====== Items

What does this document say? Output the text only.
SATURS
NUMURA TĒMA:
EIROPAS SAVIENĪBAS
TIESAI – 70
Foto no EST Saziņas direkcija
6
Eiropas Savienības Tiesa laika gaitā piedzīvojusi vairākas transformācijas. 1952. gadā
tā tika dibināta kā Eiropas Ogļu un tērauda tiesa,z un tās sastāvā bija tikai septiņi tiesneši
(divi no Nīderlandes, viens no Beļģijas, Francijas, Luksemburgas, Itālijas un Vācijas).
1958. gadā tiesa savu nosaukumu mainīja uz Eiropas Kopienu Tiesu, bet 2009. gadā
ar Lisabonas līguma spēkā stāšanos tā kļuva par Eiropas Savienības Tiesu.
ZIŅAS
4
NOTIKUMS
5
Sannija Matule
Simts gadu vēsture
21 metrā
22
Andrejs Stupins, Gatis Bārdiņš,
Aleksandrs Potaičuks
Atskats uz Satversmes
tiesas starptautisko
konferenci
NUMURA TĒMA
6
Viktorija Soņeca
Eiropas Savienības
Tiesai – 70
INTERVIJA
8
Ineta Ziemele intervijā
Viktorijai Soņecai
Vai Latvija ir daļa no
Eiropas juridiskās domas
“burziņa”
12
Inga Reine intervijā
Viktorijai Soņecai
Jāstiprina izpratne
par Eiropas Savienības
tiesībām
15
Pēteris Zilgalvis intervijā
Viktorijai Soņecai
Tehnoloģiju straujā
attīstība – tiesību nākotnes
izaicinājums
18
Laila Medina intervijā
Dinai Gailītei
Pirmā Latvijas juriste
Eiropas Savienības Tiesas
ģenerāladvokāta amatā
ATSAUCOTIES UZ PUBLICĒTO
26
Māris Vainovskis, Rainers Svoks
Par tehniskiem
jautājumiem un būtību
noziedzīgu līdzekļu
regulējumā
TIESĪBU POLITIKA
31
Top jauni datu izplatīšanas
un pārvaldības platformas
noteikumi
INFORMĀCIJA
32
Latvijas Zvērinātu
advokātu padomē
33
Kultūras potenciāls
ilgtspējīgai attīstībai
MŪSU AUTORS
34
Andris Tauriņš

============

→ What you are asked to do
Give the entries once more, exactly as they appear.

→ Task answer
What does this document say? Output the text only.
SATURS
NUMURA TĒMA:
EIROPAS SAVIENĪBAS
TIESAI – 70
Foto no EST Saziņas direkcija
6
Eiropas Savienības Tiesa laika gaitā piedzīvojusi vairākas transformācijas. 1952. gadā
tā tika dibināta kā Eiropas Ogļu un tērauda tiesa,z un tās sastāvā bija tikai septiņi tiesneši
(divi no Nīderlandes, viens no Beļģijas, Francijas, Luksemburgas, Itālijas un Vācijas).
1958. gadā tiesa savu nosaukumu mainīja uz Eiropas Kopienu Tiesu, bet 2009. gadā
ar Lisabonas līguma spēkā stāšanos tā kļuva par Eiropas Savienības Tiesu.
ZIŅAS
4
NOTIKUMS
5
Sannija Matule
Simts gadu vēsture
21 metrā
22
Andrejs Stupins, Gatis Bārdiņš,
Aleksandrs Potaičuks
Atskats uz Satversmes
tiesas starptautisko
konferenci
NUMURA TĒMA
6
Viktorija Soņeca
Eiropas Savienības
Tiesai – 70
INTERVIJA
8
Ineta Ziemele intervijā
Viktorijai Soņecai
Vai Latvija ir daļa no
Eiropas juridiskās domas
“burziņa”
12
Inga Reine intervijā
Viktorijai Soņecai
Jāstiprina izpratne
par Eiropas Savienības
tiesībām
15
Pēteris Zilgalvis intervijā
Viktorijai Soņecai
Tehnoloģiju straujā
attīstība – tiesību nākotnes
izaicinājums
18
Laila Medina intervijā
Dinai Gailītei
Pirmā Latvijas juriste
Eiropas Savienības Tiesas
ģenerāladvokāta amatā
ATSAUCOTIES UZ PUBLICĒTO
26
Māris Vainovskis, Rainers Svoks
Par tehniskiem
jautājumiem un būtību
noziedzīgu līdzekļu
regulējumā
TIESĪBU POLITIKA
31
Top jauni datu izplatīšanas
un pārvaldības platformas
noteikumi
INFORMĀCIJA
32
Latvijas Zvērinātu
advokātu padomē
33
Kultūras potenciāls
ilgtspējīgai attīstībai
MŪSU AUTORS
34
Andris Tauriņš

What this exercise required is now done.